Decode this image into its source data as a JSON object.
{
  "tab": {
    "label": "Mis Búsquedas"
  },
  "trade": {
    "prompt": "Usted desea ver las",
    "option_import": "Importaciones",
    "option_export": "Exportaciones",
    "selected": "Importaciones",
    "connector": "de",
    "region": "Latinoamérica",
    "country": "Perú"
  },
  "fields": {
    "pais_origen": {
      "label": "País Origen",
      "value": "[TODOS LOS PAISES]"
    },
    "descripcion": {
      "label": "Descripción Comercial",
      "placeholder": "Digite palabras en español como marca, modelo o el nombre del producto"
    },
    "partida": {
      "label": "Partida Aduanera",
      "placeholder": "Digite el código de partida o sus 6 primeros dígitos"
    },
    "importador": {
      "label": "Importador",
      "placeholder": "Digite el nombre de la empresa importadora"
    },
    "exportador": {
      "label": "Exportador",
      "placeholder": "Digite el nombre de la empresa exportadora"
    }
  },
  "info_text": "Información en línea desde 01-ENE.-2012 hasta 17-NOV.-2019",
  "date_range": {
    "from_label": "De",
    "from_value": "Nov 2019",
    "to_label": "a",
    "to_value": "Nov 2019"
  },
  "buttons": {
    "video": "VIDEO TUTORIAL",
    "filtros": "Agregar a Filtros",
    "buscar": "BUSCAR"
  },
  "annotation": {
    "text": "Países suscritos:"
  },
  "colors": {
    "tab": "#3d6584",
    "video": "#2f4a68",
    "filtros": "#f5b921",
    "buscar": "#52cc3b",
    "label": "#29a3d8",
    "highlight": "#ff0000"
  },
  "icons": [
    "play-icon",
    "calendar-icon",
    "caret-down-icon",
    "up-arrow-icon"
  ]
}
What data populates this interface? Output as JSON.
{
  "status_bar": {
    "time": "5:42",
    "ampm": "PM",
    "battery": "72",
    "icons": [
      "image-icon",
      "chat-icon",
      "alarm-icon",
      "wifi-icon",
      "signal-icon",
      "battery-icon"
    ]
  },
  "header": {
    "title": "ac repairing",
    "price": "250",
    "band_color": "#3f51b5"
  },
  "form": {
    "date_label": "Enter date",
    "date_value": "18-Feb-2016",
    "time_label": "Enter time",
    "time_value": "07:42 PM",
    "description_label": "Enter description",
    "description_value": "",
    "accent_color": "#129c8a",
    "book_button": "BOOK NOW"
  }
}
==
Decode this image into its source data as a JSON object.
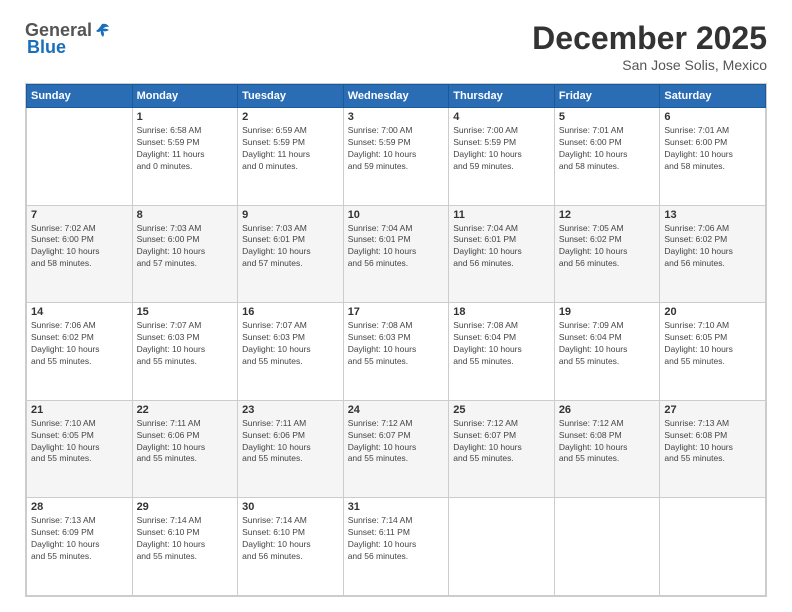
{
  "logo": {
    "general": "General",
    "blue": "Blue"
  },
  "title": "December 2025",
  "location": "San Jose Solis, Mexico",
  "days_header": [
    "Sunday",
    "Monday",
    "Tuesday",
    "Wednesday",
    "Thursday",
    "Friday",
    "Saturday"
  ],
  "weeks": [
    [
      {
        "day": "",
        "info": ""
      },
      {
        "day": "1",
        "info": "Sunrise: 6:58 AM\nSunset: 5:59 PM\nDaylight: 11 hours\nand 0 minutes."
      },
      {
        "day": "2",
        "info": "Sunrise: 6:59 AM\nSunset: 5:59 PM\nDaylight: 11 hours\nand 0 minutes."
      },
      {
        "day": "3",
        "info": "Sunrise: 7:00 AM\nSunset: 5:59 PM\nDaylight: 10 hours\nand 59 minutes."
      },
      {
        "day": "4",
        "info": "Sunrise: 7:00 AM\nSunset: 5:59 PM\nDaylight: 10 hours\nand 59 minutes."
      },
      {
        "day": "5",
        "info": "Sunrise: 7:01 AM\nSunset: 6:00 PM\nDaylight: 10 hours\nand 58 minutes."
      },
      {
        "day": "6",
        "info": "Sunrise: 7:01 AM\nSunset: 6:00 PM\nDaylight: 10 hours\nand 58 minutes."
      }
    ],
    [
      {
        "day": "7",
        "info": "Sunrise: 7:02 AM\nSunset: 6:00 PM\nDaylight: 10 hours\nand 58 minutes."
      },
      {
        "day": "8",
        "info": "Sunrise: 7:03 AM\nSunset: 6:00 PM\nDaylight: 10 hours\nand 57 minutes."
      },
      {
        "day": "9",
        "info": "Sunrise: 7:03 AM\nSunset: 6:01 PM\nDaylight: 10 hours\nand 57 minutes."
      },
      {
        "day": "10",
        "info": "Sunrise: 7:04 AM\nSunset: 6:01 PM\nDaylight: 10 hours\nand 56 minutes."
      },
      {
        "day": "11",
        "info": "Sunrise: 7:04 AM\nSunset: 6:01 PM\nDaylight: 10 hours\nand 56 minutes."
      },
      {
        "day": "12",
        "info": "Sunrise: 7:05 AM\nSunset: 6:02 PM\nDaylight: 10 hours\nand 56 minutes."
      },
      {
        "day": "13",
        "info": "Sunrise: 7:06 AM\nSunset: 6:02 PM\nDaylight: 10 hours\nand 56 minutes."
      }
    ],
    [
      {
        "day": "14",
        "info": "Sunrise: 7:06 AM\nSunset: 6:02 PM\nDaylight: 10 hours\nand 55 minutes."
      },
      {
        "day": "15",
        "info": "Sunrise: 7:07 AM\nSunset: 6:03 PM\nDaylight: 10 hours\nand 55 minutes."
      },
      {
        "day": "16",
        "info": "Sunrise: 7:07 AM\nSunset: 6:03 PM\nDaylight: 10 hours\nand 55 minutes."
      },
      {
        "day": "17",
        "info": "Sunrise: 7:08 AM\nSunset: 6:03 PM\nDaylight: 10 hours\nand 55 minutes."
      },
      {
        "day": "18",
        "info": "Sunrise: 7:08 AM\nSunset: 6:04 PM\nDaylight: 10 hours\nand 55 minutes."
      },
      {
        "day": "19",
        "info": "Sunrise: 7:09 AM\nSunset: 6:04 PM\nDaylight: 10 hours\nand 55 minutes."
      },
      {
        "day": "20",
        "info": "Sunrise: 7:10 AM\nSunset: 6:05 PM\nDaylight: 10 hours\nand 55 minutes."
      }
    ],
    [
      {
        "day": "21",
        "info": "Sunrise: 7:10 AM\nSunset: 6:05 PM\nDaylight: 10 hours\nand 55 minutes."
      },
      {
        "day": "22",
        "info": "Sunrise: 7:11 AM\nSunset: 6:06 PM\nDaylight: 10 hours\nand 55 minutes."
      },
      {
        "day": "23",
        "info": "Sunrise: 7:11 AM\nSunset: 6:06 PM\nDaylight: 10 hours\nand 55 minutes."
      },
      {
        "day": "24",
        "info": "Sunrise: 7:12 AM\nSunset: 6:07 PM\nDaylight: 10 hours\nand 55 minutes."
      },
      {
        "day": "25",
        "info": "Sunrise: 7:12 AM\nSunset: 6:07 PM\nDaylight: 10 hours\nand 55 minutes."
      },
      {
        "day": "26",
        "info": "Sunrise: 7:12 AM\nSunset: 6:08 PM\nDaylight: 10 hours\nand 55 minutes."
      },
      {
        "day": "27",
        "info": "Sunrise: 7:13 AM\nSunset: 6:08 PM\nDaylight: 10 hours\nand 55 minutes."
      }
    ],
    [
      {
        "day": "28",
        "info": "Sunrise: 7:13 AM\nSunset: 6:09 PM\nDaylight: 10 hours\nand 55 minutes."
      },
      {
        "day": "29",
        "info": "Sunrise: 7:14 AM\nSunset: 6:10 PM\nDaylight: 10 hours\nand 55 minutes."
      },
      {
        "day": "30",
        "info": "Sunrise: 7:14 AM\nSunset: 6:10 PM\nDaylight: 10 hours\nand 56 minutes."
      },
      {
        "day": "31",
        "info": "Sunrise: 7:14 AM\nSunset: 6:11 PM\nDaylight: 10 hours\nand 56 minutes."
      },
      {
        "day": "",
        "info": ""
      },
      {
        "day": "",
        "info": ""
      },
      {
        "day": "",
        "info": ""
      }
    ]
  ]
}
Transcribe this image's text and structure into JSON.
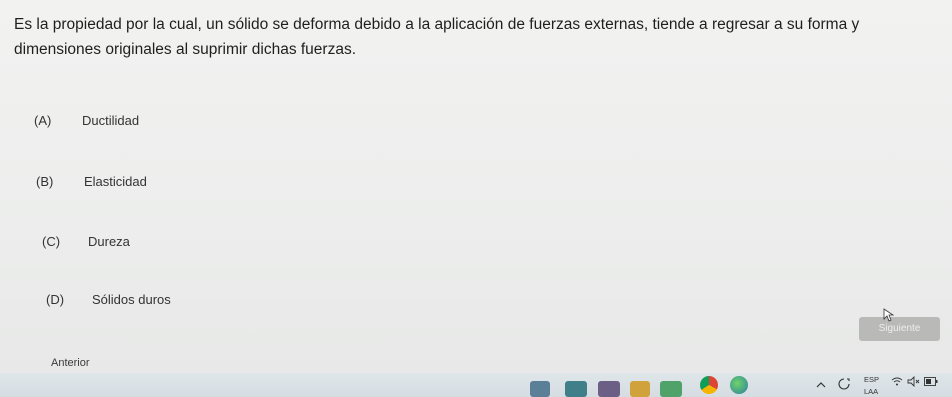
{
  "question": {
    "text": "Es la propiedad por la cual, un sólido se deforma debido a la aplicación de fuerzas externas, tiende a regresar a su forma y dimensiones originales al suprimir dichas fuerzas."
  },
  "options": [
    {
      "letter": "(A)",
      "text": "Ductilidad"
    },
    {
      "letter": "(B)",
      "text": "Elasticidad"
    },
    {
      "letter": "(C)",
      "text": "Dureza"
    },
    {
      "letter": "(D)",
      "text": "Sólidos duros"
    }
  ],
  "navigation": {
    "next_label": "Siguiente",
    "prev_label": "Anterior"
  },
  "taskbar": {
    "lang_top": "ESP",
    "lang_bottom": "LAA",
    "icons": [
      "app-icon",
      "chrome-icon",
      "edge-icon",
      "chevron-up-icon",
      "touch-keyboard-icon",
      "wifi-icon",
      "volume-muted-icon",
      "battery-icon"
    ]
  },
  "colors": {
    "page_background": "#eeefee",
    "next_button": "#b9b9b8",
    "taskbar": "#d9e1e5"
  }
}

• **Goal**
Lines that hold "nombre" are the ones to copy; find all of them.

• **Reply to the exercise**
      "placeholder": "Digite palabras en español como marca, modelo o el nombre del producto"
      "placeholder": "Digite el nombre de la empresa importadora"
      "placeholder": "Digite el nombre de la empresa exportadora"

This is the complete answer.